■ WRITTEN EXERCISE ■
Search the data for the word "Indien" and copy every line where it occurs.

■ A block of data ■

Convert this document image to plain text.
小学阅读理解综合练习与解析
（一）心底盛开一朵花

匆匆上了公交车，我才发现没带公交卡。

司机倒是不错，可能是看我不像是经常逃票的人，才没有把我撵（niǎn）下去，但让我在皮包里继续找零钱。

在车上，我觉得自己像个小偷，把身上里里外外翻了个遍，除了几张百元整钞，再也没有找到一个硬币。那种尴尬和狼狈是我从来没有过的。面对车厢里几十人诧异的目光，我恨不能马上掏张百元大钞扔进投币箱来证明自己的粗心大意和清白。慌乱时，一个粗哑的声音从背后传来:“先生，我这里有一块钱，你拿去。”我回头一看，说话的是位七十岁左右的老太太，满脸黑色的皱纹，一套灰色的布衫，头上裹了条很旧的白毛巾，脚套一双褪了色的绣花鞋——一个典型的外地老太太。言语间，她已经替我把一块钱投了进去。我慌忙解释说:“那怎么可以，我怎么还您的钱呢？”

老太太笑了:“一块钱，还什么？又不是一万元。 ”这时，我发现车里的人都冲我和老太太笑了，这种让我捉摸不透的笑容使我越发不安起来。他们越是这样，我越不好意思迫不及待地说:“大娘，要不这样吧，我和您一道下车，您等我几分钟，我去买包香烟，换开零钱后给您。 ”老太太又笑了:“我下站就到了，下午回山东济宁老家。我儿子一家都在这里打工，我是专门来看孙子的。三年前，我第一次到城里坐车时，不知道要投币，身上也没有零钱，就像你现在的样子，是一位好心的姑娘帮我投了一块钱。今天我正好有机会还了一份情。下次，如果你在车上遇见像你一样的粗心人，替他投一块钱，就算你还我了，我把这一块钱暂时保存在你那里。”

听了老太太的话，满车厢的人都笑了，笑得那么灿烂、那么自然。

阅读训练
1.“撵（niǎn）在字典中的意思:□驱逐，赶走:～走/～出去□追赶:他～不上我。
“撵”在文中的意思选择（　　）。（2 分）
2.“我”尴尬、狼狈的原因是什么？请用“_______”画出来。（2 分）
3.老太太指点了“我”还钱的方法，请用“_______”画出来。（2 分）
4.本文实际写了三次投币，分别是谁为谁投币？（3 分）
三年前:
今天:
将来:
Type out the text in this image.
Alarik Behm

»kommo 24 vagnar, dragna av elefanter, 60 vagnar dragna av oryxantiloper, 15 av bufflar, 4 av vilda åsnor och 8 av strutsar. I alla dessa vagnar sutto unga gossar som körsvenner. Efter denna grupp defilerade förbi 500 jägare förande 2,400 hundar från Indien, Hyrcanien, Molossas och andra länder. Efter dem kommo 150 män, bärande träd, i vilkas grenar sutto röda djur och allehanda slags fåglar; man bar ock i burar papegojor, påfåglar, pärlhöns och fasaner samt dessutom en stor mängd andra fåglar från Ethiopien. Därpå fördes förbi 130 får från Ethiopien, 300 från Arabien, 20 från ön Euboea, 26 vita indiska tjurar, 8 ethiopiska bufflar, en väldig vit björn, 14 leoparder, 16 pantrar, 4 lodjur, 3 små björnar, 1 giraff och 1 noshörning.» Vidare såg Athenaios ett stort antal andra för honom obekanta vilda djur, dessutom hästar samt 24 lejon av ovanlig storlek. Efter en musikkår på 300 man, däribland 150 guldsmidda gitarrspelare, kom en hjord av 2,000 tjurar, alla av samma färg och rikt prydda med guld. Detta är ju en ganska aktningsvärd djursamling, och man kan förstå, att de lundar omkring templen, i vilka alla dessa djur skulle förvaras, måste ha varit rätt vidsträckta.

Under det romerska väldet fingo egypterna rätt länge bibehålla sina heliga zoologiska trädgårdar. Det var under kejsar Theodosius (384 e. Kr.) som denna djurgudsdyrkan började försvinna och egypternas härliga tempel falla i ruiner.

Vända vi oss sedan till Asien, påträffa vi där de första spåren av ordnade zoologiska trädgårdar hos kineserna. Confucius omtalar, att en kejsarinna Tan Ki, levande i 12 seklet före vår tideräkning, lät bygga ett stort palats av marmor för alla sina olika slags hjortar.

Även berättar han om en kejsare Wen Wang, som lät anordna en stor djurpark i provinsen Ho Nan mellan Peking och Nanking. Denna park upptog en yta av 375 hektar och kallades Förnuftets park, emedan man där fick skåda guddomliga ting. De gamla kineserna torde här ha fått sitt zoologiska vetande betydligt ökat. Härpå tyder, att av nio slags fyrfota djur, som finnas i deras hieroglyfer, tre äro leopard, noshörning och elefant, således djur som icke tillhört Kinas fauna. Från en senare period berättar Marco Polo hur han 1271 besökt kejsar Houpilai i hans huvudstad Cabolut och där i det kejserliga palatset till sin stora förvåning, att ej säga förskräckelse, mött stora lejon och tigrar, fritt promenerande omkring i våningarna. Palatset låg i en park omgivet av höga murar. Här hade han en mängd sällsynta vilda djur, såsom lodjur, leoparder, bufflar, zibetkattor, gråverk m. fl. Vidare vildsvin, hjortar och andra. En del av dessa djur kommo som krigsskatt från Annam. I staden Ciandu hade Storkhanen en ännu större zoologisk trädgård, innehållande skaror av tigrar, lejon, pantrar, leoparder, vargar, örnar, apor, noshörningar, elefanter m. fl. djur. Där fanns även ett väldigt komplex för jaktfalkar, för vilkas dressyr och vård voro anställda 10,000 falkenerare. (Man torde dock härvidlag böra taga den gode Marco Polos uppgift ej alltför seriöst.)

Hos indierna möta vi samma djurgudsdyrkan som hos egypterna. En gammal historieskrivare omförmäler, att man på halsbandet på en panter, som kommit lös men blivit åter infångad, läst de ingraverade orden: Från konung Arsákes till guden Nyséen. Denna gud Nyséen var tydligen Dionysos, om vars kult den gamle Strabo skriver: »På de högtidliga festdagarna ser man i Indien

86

■ FINISHED ANSWER ■
»kommo 24 vagnar, dragna av elefanter, 60 vagnar dragna av oryxantiloper, 15 av bufflar, 4 av vilda åsnor och 8 av strutsar. I alla dessa vagnar sutto unga gossar som körsvenner. Efter denna grupp defilerade förbi 500 jägare förande 2,400 hundar från Indien, Hyrcanien, Molossas och andra länder. Efter dem kommo 150 män, bärande träd, i vilkas grenar sutto röda djur och allehanda slags fåglar; man bar ock i burar papegojor, påfåglar, pärlhöns och fasaner samt dessutom en stor mängd andra fåglar från Ethiopien. Därpå fördes förbi 130 får från Ethiopien, 300 från Arabien, 20 från ön Euboea, 26 vita indiska tjurar, 8 ethiopiska bufflar, en väldig vit björn, 14 leoparder, 16 pantrar, 4 lodjur, 3 små björnar, 1 giraff och 1 noshörning.» Vidare såg Athenaios ett stort antal andra för honom obekanta vilda djur, dessutom hästar samt 24 lejon av ovanlig storlek. Efter en musikkår på 300 man, däribland 150 guldsmidda gitarrspelare, kom en hjord av 2,000 tjurar, alla av samma färg och rikt prydda med guld. Detta är ju en ganska aktningsvärd djursamling, och man kan förstå, att de lundar omkring templen, i vilka alla dessa djur skulle förvaras, måste ha varit rätt vidsträckta.
Hos indierna möta vi samma djurgudsdyrkan som hos egypterna. En gammal historieskrivare omförmäler, att man på halsbandet på en panter, som kommit lös men blivit åter infångad, läst de ingraverade orden: Från konung Arsákes till guden Nyséen. Denna gud Nyséen var tydligen Dionysos, om vars kult den gamle Strabo skriver: »På de högtidliga festdagarna ser man i Indien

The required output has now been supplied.